=== Task objective ===
Give the data below again, word for word.

=== Records supplied ===
— Begin —
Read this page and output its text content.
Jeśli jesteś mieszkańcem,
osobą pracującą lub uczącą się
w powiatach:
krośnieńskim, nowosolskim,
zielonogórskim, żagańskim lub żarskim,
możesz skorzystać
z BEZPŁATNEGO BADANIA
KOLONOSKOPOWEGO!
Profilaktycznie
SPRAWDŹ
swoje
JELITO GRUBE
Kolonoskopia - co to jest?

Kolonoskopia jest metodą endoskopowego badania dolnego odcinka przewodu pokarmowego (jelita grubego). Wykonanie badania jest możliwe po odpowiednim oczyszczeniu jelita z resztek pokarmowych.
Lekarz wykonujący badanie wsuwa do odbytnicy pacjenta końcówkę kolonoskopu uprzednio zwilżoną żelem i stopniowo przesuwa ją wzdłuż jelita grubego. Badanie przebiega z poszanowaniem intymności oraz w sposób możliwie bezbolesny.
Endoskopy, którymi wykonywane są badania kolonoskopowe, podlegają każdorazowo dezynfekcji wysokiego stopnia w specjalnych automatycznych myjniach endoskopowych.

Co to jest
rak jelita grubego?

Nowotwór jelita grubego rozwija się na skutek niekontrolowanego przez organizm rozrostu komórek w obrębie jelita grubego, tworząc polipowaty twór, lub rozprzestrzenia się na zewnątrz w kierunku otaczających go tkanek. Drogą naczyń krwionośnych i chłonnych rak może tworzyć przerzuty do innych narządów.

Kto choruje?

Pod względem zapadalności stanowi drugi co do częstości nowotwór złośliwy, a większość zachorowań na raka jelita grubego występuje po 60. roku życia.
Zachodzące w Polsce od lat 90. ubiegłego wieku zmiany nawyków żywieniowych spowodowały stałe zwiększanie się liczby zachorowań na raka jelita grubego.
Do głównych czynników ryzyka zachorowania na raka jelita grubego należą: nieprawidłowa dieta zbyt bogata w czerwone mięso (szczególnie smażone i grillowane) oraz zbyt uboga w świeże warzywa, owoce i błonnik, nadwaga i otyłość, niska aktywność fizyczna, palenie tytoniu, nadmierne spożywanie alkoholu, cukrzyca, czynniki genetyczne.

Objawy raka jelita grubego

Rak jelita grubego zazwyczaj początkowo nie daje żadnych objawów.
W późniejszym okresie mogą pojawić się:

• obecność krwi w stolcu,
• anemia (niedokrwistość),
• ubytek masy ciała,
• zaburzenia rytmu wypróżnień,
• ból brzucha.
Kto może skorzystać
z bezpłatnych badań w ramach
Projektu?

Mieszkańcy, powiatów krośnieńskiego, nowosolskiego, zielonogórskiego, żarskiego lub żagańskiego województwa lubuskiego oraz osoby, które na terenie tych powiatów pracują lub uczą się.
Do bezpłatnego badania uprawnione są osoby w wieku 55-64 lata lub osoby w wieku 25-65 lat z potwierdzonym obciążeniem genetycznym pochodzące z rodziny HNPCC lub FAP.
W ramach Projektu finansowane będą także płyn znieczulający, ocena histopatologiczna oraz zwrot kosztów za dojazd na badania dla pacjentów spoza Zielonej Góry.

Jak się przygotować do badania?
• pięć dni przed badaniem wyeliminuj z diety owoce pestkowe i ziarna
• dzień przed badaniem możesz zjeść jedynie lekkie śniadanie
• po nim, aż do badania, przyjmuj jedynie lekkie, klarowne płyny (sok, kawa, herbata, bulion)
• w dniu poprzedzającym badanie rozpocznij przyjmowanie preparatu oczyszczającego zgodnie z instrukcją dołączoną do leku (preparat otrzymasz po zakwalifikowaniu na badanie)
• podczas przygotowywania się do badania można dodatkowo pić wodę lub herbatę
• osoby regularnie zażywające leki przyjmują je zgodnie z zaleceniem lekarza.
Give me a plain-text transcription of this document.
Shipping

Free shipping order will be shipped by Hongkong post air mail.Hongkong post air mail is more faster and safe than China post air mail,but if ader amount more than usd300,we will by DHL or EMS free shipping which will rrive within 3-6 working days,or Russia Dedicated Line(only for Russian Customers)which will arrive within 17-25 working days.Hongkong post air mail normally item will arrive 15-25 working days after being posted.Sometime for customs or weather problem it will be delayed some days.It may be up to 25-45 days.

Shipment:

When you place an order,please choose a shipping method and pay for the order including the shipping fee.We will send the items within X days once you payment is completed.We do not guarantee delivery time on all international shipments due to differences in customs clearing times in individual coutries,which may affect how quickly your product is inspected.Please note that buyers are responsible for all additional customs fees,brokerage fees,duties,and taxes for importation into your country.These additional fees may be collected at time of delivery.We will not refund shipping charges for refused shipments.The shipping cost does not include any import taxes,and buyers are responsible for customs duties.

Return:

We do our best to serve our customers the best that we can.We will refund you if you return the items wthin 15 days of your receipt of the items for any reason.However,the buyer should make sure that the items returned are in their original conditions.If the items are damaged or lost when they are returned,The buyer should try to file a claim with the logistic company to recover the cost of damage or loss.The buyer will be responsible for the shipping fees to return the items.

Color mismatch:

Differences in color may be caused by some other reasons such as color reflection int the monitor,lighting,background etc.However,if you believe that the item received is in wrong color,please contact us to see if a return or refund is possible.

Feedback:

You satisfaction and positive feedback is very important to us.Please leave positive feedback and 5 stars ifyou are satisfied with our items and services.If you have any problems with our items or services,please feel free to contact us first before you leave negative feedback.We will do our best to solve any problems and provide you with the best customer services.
— End —
=== Result ===
Read this page and output its text content.
Jeśli jesteś mieszkańcem,
osobą pracującą lub uczącą się
w powiatach:
krośnieńskim, nowosolskim,
zielonogórskim, żagańskim lub żarskim,
możesz skorzystać
z BEZPŁATNEGO BADANIA
KOLONOSKOPOWEGO!
Profilaktycznie
SPRAWDŹ
swoje
JELITO GRUBE
Kolonoskopia - co to jest?

Kolonoskopia jest metodą endoskopowego badania dolnego odcinka przewodu pokarmowego (jelita grubego). Wykonanie badania jest możliwe po odpowiednim oczyszczeniu jelita z resztek pokarmowych.
Lekarz wykonujący badanie wsuwa do odbytnicy pacjenta końcówkę kolonoskopu uprzednio zwilżoną żelem i stopniowo przesuwa ją wzdłuż jelita grubego. Badanie przebiega z poszanowaniem intymności oraz w sposób możliwie bezbolesny.
Endoskopy, którymi wykonywane są badania kolonoskopowe, podlegają każdorazowo dezynfekcji wysokiego stopnia w specjalnych automatycznych myjniach endoskopowych.

Co to jest
rak jelita grubego?

Nowotwór jelita grubego rozwija się na skutek niekontrolowanego przez organizm rozrostu komórek w obrębie jelita grubego, tworząc polipowaty twór, lub rozprzestrzenia się na zewnątrz w kierunku otaczających go tkanek. Drogą naczyń krwionośnych i chłonnych rak może tworzyć przerzuty do innych narządów.

Kto choruje?

Pod względem zapadalności stanowi drugi co do częstości nowotwór złośliwy, a większość zachorowań na raka jelita grubego występuje po 60. roku życia.
Zachodzące w Polsce od lat 90. ubiegłego wieku zmiany nawyków żywieniowych spowodowały stałe zwiększanie się liczby zachorowań na raka jelita grubego.
Do głównych czynników ryzyka zachorowania na raka jelita grubego należą: nieprawidłowa dieta zbyt bogata w czerwone mięso (szczególnie smażone i grillowane) oraz zbyt uboga w świeże warzywa, owoce i błonnik, nadwaga i otyłość, niska aktywność fizyczna, palenie tytoniu, nadmierne spożywanie alkoholu, cukrzyca, czynniki genetyczne.

Objawy raka jelita grubego

Rak jelita grubego zazwyczaj początkowo nie daje żadnych objawów.
W późniejszym okresie mogą pojawić się:

• obecność krwi w stolcu,
• anemia (niedokrwistość),
• ubytek masy ciała,
• zaburzenia rytmu wypróżnień,
• ból brzucha.
Kto może skorzystać
z bezpłatnych badań w ramach
Projektu?

Mieszkańcy, powiatów krośnieńskiego, nowosolskiego, zielonogórskiego, żarskiego lub żagańskiego województwa lubuskiego oraz osoby, które na terenie tych powiatów pracują lub uczą się.
Do bezpłatnego badania uprawnione są osoby w wieku 55-64 lata lub osoby w wieku 25-65 lat z potwierdzonym obciążeniem genetycznym pochodzące z rodziny HNPCC lub FAP.
W ramach Projektu finansowane będą także płyn znieczulający, ocena histopatologiczna oraz zwrot kosztów za dojazd na badania dla pacjentów spoza Zielonej Góry.

Jak się przygotować do badania?
• pięć dni przed badaniem wyeliminuj z diety owoce pestkowe i ziarna
• dzień przed badaniem możesz zjeść jedynie lekkie śniadanie
• po nim, aż do badania, przyjmuj jedynie lekkie, klarowne płyny (sok, kawa, herbata, bulion)
• w dniu poprzedzającym badanie rozpocznij przyjmowanie preparatu oczyszczającego zgodnie z instrukcją dołączoną do leku (preparat otrzymasz po zakwalifikowaniu na badanie)
• podczas przygotowywania się do badania można dodatkowo pić wodę lub herbatę
• osoby regularnie zażywające leki przyjmują je zgodnie z zaleceniem lekarza.
Give me a plain-text transcription of this document.
Shipping

Free shipping order will be shipped by Hongkong post air mail.Hongkong post air mail is more faster and safe than China post air mail,but if ader amount more than usd300,we will by DHL or EMS free shipping which will rrive within 3-6 working days,or Russia Dedicated Line(only for Russian Customers)which will arrive within 17-25 working days.Hongkong post air mail normally item will arrive 15-25 working days after being posted.Sometime for customs or weather problem it will be delayed some days.It may be up to 25-45 days.

Shipment:

When you place an order,please choose a shipping method and pay for the order including the shipping fee.We will send the items within X days once you payment is completed.We do not guarantee delivery time on all international shipments due to differences in customs clearing times in individual coutries,which may affect how quickly your product is inspected.Please note that buyers are responsible for all additional customs fees,brokerage fees,duties,and taxes for importation into your country.These additional fees may be collected at time of delivery.We will not refund shipping charges for refused shipments.The shipping cost does not include any import taxes,and buyers are responsible for customs duties.

Return:

We do our best to serve our customers the best that we can.We will refund you if you return the items wthin 15 days of your receipt of the items for any reason.However,the buyer should make sure that the items returned are in their original conditions.If the items are damaged or lost when they are returned,The buyer should try to file a claim with the logistic company to recover the cost of damage or loss.The buyer will be responsible for the shipping fees to return the items.

Color mismatch:

Differences in color may be caused by some other reasons such as color reflection int the monitor,lighting,background etc.However,if you believe that the item received is in wrong color,please contact us to see if a return or refund is possible.

Feedback:

You satisfaction and positive feedback is very important to us.Please leave positive feedback and 5 stars ifyou are satisfied with our items and services.If you have any problems with our items or services,please feel free to contact us first before you leave negative feedback.We will do our best to solve any problems and provide you with the best customer services.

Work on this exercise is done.